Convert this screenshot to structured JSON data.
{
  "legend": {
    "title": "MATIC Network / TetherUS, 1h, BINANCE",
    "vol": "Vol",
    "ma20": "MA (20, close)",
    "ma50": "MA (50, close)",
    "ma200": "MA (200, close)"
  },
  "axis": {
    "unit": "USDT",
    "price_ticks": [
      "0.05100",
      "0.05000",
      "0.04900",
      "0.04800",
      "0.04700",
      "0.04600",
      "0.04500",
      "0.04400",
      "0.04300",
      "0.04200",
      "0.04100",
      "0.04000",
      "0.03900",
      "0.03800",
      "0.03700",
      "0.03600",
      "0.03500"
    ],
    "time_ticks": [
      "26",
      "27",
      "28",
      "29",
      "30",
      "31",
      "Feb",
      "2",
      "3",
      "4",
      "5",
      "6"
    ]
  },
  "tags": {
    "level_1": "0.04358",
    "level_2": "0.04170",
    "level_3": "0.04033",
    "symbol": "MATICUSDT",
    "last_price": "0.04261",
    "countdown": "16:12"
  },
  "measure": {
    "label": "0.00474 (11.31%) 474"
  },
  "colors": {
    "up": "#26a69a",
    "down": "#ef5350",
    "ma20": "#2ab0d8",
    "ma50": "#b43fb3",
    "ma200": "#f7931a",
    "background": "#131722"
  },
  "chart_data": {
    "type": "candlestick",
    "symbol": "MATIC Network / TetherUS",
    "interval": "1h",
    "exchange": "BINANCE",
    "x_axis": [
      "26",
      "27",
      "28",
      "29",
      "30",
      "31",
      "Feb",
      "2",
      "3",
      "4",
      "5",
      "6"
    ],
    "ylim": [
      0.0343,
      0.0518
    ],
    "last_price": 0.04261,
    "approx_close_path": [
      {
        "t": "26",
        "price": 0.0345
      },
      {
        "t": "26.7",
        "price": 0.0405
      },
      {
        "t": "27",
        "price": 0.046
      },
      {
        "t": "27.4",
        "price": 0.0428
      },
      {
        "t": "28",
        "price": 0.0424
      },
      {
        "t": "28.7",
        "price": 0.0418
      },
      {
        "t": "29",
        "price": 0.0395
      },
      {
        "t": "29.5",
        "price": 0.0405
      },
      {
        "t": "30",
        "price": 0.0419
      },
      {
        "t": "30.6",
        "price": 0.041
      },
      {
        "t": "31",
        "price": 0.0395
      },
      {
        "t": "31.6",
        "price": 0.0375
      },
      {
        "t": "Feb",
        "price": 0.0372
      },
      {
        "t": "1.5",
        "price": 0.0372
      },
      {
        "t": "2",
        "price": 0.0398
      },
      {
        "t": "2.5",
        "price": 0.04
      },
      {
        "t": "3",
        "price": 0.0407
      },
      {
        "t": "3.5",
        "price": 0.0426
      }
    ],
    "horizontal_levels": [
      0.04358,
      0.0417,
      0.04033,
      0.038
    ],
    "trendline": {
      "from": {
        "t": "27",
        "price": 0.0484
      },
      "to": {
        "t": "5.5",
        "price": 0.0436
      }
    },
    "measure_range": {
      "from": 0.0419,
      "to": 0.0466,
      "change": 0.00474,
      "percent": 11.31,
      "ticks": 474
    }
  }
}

_What needs to be done_. Wherever "TetherUS" shows up in a line, copy that line.

_Solution for this task_.
    "title": "MATIC Network / TetherUS, 1h, BINANCE",
    "symbol": "MATIC Network / TetherUS",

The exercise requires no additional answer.